Aim = Repeat the material exactly, every line of it.

Given data =
━━━━
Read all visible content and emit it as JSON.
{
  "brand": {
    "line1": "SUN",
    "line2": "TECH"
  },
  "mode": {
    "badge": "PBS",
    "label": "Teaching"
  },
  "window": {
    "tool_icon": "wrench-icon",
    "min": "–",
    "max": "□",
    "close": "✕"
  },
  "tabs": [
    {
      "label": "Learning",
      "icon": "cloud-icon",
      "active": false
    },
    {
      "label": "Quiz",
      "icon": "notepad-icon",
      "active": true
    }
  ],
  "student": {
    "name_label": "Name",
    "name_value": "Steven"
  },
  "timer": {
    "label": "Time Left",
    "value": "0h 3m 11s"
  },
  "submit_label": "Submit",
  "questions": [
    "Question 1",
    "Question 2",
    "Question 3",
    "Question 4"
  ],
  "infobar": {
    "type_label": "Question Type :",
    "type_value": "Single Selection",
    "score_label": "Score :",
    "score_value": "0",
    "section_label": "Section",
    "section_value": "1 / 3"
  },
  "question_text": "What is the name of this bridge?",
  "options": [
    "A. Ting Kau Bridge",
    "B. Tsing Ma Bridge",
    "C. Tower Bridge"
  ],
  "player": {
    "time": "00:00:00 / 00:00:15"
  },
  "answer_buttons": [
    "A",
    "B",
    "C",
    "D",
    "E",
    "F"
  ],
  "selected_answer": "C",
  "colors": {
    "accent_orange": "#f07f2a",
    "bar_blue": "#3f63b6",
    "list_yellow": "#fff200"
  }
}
━━━━
Task output =
Read all visible content and emit it as JSON.
{
  "brand": {
    "line1": "SUN",
    "line2": "TECH"
  },
  "mode": {
    "badge": "PBS",
    "label": "Teaching"
  },
  "window": {
    "tool_icon": "wrench-icon",
    "min": "–",
    "max": "□",
    "close": "✕"
  },
  "tabs": [
    {
      "label": "Learning",
      "icon": "cloud-icon",
      "active": false
    },
    {
      "label": "Quiz",
      "icon": "notepad-icon",
      "active": true
    }
  ],
  "student": {
    "name_label": "Name",
    "name_value": "Steven"
  },
  "timer": {
    "label": "Time Left",
    "value": "0h 3m 11s"
  },
  "submit_label": "Submit",
  "questions": [
    "Question 1",
    "Question 2",
    "Question 3",
    "Question 4"
  ],
  "infobar": {
    "type_label": "Question Type :",
    "type_value": "Single Selection",
    "score_label": "Score :",
    "score_value": "0",
    "section_label": "Section",
    "section_value": "1 / 3"
  },
  "question_text": "What is the name of this bridge?",
  "options": [
    "A. Ting Kau Bridge",
    "B. Tsing Ma Bridge",
    "C. Tower Bridge"
  ],
  "player": {
    "time": "00:00:00 / 00:00:15"
  },
  "answer_buttons": [
    "A",
    "B",
    "C",
    "D",
    "E",
    "F"
  ],
  "selected_answer": "C",
  "colors": {
    "accent_orange": "#f07f2a",
    "bar_blue": "#3f63b6",
    "list_yellow": "#fff200"
  }
}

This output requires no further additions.